Job: Go over the listing below line by line and tally those containing "Scenario". Give only the tally.

Task inputs:
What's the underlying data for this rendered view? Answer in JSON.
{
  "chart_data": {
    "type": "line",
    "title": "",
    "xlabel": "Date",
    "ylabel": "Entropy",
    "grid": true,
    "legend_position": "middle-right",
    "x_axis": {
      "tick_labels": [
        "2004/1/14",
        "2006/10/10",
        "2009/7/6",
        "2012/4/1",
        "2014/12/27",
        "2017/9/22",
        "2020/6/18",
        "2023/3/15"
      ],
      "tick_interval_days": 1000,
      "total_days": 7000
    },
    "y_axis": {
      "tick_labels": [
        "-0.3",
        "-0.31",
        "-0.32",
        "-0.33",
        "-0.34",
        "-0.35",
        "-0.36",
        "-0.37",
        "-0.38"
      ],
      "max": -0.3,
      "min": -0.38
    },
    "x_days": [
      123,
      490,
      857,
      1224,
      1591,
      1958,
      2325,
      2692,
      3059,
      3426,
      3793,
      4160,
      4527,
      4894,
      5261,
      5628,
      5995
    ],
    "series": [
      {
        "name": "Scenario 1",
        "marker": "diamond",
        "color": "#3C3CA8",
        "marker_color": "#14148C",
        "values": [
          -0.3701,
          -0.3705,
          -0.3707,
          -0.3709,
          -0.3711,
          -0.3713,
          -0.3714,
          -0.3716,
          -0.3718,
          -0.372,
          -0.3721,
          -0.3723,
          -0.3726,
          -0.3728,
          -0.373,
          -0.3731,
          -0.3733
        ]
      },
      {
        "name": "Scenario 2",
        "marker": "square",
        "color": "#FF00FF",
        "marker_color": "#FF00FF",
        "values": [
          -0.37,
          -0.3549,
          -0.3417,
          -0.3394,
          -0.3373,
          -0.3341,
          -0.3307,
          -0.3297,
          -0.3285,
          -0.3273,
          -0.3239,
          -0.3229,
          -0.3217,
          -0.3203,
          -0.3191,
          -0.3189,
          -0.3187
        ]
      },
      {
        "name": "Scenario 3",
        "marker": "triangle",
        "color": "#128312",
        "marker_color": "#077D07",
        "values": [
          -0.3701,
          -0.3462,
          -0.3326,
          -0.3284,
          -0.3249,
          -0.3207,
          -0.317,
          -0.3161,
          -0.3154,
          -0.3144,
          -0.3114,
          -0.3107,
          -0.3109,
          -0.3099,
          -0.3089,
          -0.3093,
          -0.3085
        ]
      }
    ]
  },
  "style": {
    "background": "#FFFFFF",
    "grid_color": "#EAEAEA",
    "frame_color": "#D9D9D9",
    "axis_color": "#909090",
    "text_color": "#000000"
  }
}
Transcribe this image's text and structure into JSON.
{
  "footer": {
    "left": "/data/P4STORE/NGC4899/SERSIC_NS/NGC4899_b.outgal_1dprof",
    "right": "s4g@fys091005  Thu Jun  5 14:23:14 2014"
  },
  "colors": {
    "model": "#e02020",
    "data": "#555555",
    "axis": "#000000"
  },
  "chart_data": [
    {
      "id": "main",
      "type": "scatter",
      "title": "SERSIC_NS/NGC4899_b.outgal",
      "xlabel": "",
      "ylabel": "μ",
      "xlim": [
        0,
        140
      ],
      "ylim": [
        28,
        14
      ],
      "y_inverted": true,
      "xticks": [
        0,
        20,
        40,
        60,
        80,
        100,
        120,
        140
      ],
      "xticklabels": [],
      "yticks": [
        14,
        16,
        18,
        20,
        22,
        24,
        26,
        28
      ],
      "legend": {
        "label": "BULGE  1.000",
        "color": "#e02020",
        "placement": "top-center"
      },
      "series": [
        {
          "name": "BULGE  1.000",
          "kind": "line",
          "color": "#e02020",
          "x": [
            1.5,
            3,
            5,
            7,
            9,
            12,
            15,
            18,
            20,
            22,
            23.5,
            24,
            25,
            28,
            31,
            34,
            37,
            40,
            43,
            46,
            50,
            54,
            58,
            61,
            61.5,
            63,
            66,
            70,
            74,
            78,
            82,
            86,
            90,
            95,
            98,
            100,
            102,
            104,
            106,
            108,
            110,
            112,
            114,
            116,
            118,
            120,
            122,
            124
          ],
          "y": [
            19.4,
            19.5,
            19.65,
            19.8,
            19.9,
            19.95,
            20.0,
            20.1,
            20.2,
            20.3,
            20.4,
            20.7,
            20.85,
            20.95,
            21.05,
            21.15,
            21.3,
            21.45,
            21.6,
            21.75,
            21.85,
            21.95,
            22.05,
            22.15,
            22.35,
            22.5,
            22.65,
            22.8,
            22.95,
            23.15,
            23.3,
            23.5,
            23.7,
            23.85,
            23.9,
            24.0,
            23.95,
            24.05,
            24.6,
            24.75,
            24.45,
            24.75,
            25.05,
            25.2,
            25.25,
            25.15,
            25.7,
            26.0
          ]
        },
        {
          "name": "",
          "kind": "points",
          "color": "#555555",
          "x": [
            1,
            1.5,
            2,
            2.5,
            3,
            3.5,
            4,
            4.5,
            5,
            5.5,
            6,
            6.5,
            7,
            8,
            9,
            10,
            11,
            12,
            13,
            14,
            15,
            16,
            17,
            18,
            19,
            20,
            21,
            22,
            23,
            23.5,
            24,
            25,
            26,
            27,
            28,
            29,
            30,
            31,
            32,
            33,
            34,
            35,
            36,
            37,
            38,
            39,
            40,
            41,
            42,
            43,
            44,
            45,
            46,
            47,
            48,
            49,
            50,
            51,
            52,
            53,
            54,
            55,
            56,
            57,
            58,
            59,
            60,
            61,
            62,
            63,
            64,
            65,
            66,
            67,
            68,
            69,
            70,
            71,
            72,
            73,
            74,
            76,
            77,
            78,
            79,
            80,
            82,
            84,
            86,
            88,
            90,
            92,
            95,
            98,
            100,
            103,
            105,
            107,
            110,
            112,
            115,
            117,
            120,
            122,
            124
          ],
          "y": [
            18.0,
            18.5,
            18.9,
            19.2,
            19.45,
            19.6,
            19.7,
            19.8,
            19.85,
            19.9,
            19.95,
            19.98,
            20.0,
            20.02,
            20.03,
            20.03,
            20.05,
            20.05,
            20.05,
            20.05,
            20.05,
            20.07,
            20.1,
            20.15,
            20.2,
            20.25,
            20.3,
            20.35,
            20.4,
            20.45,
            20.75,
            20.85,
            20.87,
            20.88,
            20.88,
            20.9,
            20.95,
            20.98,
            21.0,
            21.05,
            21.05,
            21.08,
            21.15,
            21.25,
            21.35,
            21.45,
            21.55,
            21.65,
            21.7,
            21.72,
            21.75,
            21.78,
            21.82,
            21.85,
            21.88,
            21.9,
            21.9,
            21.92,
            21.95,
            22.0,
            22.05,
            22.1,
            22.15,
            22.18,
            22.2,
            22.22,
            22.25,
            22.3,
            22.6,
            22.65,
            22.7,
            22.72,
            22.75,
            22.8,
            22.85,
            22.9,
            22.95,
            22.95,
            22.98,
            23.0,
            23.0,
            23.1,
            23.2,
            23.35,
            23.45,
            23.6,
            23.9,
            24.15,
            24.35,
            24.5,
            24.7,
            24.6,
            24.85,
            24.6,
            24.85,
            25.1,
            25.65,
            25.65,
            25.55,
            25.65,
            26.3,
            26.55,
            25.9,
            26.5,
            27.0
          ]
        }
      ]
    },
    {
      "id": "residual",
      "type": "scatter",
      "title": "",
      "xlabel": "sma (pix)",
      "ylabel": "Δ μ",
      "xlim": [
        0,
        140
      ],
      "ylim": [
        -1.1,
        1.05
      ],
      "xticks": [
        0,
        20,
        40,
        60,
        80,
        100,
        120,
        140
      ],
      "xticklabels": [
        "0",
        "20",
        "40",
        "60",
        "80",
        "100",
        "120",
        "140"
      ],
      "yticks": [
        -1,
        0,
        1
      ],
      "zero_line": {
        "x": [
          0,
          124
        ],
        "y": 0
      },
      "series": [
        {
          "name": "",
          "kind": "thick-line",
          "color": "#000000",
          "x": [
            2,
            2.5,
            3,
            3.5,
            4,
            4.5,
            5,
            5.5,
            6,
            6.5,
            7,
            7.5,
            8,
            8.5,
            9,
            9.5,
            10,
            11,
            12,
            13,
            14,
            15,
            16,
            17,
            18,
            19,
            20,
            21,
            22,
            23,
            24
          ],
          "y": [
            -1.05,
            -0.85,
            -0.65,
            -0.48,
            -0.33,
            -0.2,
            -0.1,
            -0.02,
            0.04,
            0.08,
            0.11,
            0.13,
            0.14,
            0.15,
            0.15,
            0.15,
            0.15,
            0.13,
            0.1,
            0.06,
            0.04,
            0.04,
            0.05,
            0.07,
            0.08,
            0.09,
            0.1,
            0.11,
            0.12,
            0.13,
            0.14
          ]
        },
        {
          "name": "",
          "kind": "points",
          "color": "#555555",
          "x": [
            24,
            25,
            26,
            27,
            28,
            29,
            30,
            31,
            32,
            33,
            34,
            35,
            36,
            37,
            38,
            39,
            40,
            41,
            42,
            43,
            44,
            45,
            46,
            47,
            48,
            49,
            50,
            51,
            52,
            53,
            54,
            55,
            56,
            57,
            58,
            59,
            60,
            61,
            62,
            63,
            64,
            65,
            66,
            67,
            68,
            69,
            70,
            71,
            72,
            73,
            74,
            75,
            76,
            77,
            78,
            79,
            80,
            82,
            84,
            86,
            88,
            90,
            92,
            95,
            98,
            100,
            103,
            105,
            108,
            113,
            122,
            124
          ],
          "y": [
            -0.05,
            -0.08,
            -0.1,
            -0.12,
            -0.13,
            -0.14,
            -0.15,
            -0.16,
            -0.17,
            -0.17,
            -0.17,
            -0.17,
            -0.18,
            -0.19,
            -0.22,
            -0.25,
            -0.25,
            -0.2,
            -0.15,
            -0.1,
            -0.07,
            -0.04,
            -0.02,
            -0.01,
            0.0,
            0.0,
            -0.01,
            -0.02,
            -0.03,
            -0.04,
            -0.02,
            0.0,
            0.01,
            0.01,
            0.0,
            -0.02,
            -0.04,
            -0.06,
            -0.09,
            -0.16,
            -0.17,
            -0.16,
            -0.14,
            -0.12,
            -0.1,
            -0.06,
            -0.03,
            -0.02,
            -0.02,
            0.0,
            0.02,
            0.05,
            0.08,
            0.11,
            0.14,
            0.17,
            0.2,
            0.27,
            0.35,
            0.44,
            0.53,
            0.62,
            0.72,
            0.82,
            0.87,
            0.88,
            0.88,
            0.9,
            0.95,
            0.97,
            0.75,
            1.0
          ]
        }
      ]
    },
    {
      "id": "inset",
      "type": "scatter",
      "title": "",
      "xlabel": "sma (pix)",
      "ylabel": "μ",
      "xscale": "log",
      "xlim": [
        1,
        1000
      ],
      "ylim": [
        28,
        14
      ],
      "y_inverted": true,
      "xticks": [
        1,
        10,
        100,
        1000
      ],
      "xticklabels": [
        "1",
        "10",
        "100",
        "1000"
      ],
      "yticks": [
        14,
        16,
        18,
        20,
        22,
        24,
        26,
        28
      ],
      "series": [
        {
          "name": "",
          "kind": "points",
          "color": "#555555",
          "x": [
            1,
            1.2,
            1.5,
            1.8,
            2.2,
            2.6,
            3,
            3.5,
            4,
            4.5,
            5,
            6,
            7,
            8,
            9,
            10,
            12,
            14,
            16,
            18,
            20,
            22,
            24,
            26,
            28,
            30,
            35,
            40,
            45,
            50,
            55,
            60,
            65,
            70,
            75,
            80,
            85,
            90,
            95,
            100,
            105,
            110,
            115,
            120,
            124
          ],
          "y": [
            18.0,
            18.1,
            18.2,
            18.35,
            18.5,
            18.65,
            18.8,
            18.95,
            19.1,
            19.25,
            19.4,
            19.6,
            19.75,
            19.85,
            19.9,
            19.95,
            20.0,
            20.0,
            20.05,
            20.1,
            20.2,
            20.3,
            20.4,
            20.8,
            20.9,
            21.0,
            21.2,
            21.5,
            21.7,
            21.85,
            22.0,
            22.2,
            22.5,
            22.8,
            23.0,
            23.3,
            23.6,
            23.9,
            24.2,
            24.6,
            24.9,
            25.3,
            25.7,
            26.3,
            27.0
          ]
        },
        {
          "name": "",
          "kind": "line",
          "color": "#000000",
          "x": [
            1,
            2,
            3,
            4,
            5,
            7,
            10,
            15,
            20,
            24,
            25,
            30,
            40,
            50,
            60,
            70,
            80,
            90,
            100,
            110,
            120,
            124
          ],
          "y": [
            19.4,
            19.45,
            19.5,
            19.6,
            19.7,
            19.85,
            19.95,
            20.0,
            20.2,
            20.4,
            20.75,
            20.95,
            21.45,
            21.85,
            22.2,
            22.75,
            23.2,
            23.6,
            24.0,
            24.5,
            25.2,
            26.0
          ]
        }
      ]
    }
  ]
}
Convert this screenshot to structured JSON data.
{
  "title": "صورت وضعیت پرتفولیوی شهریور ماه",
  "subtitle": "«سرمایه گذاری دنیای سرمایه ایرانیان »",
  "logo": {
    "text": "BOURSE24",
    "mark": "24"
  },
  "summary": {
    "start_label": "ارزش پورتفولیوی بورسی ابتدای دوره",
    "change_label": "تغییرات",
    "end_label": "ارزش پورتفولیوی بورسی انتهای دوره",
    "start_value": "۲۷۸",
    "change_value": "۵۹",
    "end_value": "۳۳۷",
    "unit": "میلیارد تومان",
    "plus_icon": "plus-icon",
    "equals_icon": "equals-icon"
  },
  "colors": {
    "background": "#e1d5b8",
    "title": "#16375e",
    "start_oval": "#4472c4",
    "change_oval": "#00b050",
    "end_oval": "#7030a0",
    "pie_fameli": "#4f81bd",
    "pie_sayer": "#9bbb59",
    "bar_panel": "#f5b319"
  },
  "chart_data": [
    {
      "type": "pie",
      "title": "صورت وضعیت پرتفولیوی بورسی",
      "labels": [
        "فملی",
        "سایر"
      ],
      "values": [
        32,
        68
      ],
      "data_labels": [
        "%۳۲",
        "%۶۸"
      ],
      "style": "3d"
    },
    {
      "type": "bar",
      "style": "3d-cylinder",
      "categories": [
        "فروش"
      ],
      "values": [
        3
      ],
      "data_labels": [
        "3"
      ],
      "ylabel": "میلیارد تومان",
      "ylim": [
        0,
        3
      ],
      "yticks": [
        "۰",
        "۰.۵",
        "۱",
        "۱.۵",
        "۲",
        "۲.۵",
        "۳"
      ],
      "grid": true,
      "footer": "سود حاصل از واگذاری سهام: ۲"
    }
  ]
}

Result of this task: 3